FRAGMENTO SELECCIONADO:
+-------+

Sumergido ahora en la lectura de la flamante historia de Los Brujos, me entero que el día que fueron a patentar el nombre del grupo al Instituto Nacional de la Propiedad Industrial (INPI) se encontraron con que había otros veintidós llamados del mismo nombre. Gracias a Igarzabal, sus lectores aprendemos que en los albores del rock argentino, hubo un grupo de nombre Brujos que hacía música beat guiada por el sonido psicodélico del órgano Hammond, y que grabó dos simples para el sello Mandioca. También da cuenta de la existencia de grupos homónimos en México, España y Colombia.
Los Brujos fueron la cabeza de la movida “sónica” de fines de los 80 y principios de los 90, apadrinada por Daniel Melero y Gustavo Cerati. Y sobresalieron, entre otras cosas, por sus escenografías y vestuarios propios, muchas veces inspirados en las películas de clase B, con un nivel de ambición y originalidad pocas veces alcanzado en la escena local (La Manzana Cromática Protoplasmática estuvo a esa altura).
Sumergido en la lectura, oigo cómo se desliza por debajo de la puerta de mi departamento un sobre con novedades de Firpo Editora, una notable editorial boutique con sede en la ciudad de La Plata. Entre ellas llega un ejemplar de Arte y cultura del cassette, de Thurston Moore (colección Apropiaciones). Allí, el cantante, guitarrista y compositor de Sonic Youth, hace una apología del casete como artefacto y del mixtape como obra de arte.

+-------+

ÍTEMS PROPORCIONADOS:
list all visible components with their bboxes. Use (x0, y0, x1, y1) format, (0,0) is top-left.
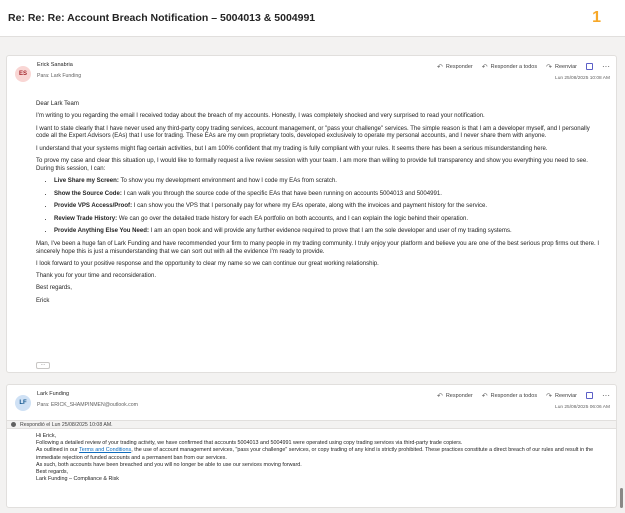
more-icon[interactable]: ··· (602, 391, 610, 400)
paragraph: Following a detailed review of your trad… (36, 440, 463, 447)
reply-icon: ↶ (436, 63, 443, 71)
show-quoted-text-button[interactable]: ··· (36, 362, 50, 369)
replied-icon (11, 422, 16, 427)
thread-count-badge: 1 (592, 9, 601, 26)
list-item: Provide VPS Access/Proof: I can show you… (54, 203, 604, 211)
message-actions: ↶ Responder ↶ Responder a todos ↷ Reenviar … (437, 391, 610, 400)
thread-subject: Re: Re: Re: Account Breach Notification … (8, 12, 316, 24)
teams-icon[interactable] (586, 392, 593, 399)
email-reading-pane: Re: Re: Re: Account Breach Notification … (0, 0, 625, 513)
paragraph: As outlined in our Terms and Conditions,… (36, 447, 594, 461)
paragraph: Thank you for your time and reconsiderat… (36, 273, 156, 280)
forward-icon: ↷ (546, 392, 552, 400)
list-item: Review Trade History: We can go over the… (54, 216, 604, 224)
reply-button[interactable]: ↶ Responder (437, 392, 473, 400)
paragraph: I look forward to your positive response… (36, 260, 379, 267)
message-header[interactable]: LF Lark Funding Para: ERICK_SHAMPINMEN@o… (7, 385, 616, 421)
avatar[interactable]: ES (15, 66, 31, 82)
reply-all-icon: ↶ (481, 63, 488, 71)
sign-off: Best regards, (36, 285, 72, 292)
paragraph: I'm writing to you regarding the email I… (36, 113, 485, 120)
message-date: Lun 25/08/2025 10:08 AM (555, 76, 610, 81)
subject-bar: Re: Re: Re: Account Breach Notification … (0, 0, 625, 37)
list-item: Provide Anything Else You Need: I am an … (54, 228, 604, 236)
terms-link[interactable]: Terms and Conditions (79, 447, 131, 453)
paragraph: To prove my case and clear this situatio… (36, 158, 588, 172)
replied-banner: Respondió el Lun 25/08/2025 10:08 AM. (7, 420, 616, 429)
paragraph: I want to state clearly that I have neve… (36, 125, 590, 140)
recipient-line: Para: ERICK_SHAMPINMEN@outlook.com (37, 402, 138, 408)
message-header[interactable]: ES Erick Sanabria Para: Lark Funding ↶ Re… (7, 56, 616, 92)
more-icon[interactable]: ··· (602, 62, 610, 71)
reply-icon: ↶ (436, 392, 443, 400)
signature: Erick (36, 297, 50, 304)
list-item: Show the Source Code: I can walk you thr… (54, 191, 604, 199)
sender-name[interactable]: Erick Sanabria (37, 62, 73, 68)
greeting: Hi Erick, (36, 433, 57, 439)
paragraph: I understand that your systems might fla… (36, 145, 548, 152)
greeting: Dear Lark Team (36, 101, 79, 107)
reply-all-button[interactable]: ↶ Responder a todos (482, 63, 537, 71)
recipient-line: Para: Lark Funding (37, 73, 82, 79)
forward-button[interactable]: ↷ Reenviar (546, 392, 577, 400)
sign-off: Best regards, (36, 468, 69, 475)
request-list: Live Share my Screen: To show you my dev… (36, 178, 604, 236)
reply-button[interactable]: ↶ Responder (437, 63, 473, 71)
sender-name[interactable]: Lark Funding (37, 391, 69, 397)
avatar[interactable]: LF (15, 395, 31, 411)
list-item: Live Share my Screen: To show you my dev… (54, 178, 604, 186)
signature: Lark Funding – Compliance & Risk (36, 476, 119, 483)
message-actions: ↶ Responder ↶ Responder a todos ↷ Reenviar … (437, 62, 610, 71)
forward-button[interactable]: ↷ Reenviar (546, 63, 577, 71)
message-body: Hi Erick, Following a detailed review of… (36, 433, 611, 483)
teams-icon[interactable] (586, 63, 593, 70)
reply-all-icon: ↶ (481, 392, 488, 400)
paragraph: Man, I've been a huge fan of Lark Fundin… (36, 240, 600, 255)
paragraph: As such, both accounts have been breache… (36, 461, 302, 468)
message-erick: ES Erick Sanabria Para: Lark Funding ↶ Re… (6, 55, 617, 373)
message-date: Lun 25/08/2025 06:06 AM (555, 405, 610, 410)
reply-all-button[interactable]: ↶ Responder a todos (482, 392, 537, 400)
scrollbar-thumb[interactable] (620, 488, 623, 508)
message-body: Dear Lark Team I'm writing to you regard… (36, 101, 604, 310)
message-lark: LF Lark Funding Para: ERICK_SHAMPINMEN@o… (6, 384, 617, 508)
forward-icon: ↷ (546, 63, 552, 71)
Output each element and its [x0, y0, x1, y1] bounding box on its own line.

+-------+

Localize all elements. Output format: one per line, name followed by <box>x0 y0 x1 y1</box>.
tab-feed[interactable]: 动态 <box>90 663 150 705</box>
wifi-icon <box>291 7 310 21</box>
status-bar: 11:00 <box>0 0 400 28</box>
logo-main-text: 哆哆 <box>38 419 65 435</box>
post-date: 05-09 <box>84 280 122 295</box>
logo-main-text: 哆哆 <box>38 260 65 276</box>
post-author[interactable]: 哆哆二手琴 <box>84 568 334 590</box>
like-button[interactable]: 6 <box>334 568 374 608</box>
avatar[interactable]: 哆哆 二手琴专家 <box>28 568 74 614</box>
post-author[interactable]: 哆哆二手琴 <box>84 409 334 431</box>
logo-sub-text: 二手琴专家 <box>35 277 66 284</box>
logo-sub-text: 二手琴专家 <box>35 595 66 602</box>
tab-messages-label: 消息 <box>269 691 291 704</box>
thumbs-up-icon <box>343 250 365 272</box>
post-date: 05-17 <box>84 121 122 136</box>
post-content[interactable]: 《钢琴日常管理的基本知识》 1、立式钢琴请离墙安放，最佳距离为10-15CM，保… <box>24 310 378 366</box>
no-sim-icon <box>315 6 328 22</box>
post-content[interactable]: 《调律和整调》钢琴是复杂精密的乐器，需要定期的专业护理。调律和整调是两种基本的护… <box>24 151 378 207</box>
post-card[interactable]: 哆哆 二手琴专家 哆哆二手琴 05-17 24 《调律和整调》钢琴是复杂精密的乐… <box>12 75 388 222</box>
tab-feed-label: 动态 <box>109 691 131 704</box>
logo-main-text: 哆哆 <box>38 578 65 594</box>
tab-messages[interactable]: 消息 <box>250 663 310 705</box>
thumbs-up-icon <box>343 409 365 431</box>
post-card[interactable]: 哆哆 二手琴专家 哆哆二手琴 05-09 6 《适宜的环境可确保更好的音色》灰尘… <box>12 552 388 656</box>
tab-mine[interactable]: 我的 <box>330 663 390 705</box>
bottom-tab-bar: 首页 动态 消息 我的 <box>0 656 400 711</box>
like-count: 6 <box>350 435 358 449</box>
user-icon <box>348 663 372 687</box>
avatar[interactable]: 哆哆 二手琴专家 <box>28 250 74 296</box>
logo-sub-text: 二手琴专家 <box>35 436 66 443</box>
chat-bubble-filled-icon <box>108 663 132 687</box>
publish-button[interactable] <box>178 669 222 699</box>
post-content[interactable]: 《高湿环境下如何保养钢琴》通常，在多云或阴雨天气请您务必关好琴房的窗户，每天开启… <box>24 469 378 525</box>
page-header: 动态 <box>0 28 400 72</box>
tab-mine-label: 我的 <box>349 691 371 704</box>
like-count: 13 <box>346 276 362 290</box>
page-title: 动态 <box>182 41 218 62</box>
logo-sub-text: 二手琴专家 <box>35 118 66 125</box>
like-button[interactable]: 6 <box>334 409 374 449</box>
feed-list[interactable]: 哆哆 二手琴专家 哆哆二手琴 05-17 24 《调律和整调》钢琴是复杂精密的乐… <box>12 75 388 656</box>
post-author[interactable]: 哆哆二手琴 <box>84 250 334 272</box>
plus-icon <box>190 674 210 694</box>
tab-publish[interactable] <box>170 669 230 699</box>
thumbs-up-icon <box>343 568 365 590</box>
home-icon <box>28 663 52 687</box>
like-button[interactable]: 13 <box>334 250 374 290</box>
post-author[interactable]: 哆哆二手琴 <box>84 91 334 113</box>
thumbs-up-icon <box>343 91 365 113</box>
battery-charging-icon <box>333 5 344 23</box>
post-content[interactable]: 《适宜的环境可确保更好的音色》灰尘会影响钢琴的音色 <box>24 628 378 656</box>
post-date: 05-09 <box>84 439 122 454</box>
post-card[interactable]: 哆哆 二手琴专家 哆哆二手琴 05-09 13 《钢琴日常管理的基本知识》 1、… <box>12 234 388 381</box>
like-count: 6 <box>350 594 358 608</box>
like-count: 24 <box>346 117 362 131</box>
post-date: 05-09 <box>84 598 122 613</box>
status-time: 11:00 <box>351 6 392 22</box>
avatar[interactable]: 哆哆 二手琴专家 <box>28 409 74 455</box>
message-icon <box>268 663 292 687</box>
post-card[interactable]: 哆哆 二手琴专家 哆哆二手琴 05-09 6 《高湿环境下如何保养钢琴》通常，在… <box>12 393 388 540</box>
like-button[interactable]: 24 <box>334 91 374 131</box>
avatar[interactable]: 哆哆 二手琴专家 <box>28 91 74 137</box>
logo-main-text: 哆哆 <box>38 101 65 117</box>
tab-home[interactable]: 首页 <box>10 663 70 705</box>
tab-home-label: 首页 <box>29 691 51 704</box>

+-------+

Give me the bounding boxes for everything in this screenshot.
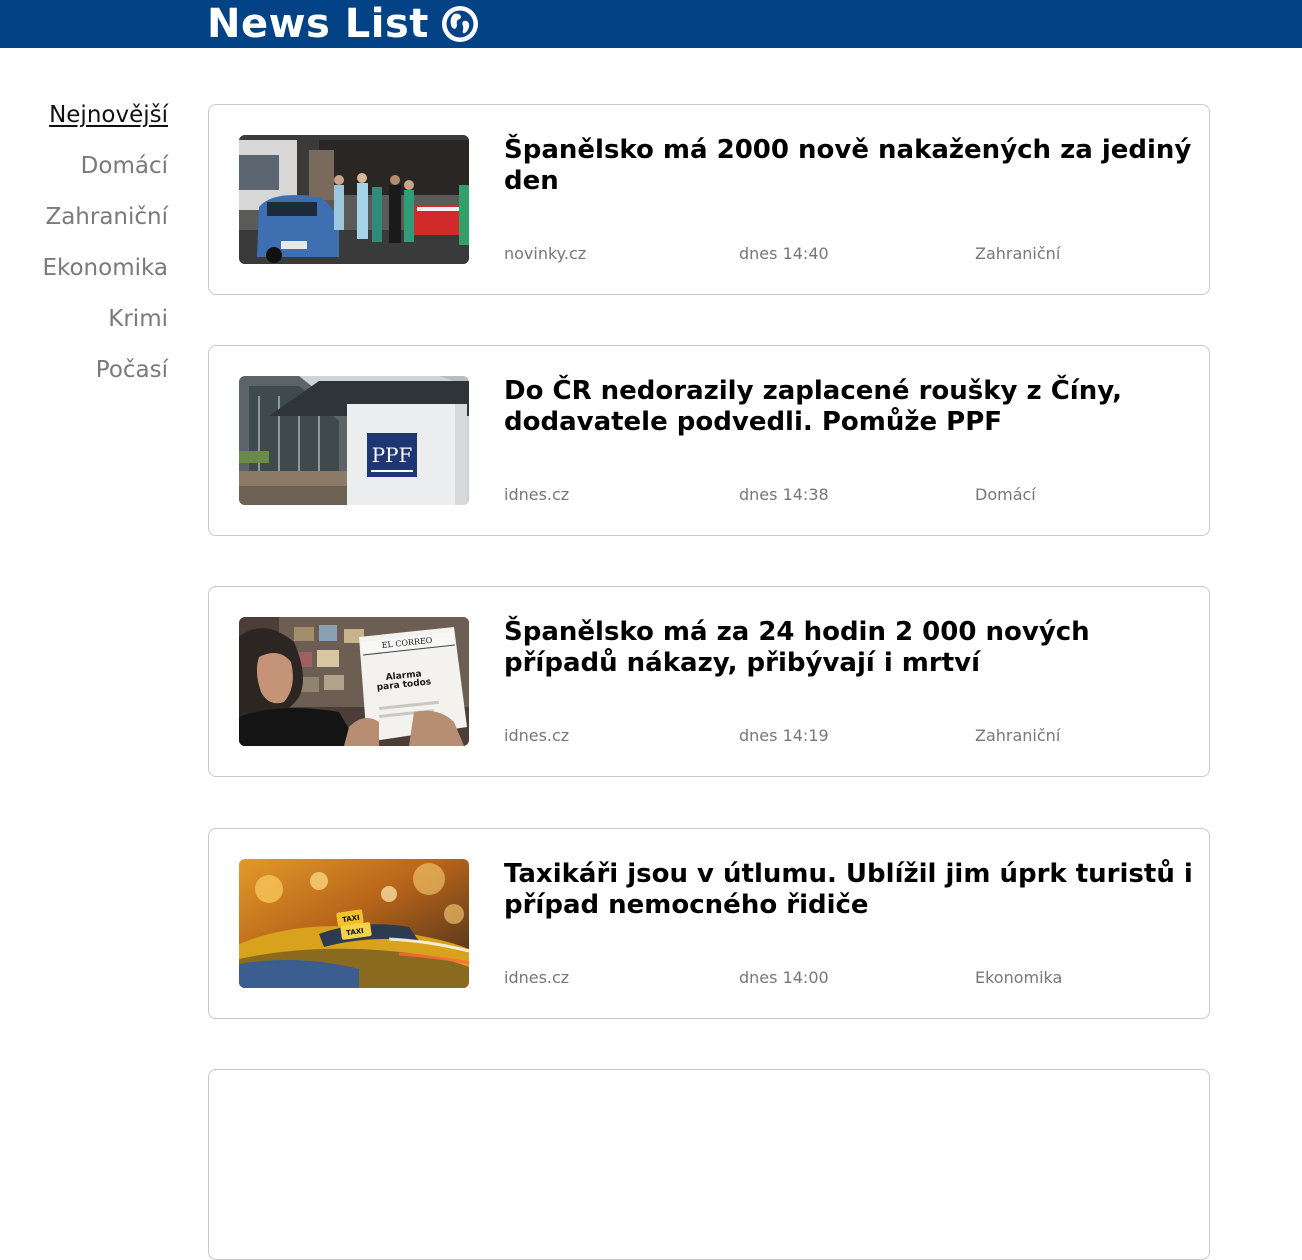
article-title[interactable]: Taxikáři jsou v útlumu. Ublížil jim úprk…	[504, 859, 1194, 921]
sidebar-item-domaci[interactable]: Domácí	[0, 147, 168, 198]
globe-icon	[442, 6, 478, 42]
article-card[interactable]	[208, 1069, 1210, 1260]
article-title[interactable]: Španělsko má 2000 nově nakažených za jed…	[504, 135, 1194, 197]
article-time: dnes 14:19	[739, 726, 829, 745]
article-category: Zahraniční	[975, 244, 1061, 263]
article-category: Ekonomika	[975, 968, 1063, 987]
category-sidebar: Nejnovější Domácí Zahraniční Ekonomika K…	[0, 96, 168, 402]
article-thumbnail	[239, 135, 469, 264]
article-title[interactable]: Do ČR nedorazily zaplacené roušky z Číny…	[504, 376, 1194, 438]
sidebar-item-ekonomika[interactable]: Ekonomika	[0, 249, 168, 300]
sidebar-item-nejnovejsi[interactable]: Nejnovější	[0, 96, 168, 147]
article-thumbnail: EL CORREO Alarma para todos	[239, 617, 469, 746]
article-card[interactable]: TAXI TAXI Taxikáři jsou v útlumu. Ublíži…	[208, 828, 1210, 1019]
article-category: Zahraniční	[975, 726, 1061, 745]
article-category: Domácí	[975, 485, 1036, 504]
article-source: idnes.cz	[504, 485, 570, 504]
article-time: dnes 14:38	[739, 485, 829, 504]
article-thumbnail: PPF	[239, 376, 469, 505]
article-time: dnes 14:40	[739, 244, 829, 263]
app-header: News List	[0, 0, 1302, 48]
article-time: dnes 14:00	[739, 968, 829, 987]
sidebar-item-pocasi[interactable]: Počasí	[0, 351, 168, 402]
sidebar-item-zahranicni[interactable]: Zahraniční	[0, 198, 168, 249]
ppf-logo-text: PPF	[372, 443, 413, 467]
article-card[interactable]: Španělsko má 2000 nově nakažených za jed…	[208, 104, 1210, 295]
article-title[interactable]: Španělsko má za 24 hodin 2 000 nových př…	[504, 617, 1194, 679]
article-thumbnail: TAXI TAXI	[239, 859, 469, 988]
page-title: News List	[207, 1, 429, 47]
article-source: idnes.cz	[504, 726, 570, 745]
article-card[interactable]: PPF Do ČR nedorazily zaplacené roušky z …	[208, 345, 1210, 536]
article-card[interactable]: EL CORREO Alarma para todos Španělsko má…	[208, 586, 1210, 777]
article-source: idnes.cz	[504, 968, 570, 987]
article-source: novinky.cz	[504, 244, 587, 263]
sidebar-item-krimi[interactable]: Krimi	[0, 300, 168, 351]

+-------+

DESAFÍOS PROPUESTOS:
**A.** Transcriba sin cambios el pasaje del fragmento sobre Los Brujos que comienza con "Sumergido ahora en" y continúa hasta "España y Colombia.".
**B.** Enumere todas las personas que el fragmento sobre Los Brujos menciona por su nombre.
**C.** Escriba la continuación del fragmento sobre Los Brujos a partir del punto en que se detiene.

RESPUESTAS ESPERADAS:
**A.**
Sumergido ahora en la lectura de la flamante historia de Los Brujos, me entero que el día que fueron a patentar el nombre del grupo al Instituto Nacional de la Propiedad Industrial (INPI) se encontraron con que había otros veintidós llamados del mismo nombre. Gracias a Igarzabal, sus lectores aprendemos que en los albores del rock argentino, hubo un grupo de nombre Brujos que hacía música beat guiada por el sonido psicodélico del órgano Hammond, y que grabó dos simples para el sello Mandioca. También da cuenta de la existencia de grupos homónimos en México, España y Colombia.

**B.** Igarzabal, Daniel Melero, Gustavo Cerati, Thurston Moore

**C.**
La irrupción es oportuna: los casetes fueron instrumentos indispensables de mi educación sentimental. ¿Movida sónica? Mi amigo Federico Ferme -hoy un destacado profesor universtario y notable guitarrista- se había comprado Pasto, el debut de Babasónicos. Y fue en un TDK de 60 que me copió esas canciones que todavía resuenan en mi memoria emotiva. Y si tengo un conocimiento profundo de, al menos, parte de la obra de Los Brujos no es por una obsesión melómana. A mediados de los 90, cuando mi amigo Eduardo Graña sacó el registro y salir a recorrer de noche la ciudad en el Carat familiar era el mejor plan posible para nuestras ambiciones adolescentes, en el pasacasete del auto se había quedado atascado el lado A de Fin de semana salvaje, así que un poco a la fuerza, a mis amigos y a mí se nos grabaron en la memoria canciones como “La tía Marcia” o “Embolarium”, además del headbanging ineludible ante cada reproducción de “Kanishka”, el hit supremo de Los Brujos.
En casete escuché por primera vez a los Redondos, en un compilado que me había grabado mi primo Ricardo, al Negro Fontova, a Bob Dylan, a Deep Purple (gentilezas de Juan Manuel Tavella). También grabé compulsivamente al programa de Dolina y, en el mismo formato, le regalé un mixtape con canciones de Jaime Roos a mi primera novia (ella me hizo uno de Fito Páez).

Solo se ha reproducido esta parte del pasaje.